## Start Input material

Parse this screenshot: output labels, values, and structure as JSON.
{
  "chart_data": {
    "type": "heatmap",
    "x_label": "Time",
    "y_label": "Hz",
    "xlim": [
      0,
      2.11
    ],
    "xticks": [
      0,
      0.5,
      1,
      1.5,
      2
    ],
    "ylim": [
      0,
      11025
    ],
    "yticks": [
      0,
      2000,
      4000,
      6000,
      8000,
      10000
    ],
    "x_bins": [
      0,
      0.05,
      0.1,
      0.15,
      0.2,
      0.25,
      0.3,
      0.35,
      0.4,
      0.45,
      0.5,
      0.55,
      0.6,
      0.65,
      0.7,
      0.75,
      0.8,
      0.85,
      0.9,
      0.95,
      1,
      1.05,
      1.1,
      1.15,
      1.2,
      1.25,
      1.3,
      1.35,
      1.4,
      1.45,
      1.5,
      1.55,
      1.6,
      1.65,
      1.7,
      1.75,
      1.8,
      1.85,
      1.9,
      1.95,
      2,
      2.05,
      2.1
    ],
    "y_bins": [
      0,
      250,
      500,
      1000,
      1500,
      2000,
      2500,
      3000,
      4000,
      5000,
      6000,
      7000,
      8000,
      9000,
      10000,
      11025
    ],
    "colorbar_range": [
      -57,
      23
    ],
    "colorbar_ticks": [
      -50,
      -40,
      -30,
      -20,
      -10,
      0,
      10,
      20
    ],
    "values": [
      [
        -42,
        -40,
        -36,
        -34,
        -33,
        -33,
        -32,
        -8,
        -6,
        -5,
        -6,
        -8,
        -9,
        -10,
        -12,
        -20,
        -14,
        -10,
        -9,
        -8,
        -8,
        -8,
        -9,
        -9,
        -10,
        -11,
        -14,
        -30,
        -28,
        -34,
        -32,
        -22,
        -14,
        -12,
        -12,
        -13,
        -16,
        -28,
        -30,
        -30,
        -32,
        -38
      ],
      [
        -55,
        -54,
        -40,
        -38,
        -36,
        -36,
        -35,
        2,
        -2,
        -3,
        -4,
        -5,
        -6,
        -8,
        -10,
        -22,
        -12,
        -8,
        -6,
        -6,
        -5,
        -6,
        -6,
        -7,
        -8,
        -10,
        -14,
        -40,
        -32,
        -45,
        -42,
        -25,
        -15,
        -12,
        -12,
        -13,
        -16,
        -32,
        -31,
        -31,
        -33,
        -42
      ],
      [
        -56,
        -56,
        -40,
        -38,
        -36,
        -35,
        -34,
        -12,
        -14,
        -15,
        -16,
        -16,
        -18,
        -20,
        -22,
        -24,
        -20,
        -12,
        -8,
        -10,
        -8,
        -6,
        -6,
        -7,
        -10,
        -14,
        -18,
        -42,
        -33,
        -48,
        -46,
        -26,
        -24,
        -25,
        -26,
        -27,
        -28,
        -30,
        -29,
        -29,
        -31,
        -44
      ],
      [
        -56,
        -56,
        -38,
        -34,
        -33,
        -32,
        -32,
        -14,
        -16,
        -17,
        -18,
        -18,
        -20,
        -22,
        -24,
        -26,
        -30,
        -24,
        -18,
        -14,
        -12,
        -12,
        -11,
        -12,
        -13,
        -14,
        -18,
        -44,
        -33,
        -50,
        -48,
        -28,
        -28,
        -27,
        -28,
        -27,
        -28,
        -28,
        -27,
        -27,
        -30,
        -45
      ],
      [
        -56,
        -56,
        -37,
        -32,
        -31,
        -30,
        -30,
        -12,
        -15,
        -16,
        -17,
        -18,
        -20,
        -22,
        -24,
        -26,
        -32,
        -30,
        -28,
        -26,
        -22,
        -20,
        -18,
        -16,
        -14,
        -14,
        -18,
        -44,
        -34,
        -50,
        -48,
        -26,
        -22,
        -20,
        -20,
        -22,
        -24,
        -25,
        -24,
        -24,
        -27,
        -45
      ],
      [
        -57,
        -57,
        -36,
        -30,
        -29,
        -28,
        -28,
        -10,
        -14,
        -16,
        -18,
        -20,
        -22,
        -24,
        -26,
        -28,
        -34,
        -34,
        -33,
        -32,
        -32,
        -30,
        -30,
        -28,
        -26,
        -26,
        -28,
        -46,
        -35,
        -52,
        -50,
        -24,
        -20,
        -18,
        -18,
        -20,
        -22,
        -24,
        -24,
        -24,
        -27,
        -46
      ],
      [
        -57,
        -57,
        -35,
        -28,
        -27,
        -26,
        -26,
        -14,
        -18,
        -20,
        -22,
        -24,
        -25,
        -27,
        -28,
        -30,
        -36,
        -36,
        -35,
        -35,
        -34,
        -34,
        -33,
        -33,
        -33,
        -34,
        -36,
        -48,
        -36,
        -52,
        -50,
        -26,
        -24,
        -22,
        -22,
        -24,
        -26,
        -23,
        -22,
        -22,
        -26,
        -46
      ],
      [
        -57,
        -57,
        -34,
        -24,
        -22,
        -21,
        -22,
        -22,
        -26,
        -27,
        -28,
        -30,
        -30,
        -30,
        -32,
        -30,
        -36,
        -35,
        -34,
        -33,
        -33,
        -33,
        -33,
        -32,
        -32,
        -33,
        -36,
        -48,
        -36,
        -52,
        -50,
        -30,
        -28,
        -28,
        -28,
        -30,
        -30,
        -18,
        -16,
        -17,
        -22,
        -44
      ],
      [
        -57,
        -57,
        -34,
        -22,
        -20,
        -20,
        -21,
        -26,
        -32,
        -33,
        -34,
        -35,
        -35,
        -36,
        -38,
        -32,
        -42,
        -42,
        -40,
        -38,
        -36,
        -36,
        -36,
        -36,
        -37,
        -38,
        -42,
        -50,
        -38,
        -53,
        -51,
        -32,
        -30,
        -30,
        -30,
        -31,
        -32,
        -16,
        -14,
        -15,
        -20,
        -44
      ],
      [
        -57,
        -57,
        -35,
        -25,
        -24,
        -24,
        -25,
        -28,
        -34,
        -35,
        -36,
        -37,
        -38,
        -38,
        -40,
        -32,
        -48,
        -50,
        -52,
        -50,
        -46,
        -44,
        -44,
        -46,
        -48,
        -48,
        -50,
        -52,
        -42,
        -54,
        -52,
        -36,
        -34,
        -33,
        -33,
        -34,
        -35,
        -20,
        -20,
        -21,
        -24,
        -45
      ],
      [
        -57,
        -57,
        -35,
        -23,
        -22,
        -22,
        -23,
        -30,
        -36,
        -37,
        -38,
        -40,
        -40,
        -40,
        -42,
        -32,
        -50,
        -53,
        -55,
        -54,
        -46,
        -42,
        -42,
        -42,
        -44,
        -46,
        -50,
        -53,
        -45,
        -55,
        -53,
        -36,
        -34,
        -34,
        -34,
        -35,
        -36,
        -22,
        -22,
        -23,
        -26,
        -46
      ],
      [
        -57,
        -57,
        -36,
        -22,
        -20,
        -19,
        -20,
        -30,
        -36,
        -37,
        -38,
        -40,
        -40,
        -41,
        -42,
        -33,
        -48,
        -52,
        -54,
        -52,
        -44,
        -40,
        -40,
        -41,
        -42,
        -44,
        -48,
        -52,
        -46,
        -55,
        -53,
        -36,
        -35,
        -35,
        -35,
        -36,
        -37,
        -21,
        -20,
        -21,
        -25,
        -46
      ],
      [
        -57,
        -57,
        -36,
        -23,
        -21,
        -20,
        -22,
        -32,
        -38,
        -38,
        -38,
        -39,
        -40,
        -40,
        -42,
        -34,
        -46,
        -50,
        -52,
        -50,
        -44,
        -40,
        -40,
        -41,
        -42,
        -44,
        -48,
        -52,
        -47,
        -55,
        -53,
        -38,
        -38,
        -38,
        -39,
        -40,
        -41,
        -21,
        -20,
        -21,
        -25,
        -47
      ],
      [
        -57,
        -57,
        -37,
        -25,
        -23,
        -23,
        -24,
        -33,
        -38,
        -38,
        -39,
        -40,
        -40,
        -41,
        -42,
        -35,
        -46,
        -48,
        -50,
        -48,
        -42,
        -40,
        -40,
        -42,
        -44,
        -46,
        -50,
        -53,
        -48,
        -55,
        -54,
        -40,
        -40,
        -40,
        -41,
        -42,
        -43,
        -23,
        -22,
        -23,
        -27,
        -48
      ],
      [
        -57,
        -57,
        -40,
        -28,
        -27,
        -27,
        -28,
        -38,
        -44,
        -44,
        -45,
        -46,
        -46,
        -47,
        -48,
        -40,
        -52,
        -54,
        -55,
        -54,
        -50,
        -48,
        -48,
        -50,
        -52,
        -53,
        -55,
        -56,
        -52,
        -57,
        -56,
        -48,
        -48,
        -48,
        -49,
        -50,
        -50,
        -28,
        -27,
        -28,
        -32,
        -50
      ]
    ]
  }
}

## End Input material

■ What you should do: Return solely the number of lines in the data that include the word "values".

■ Worked answer: 2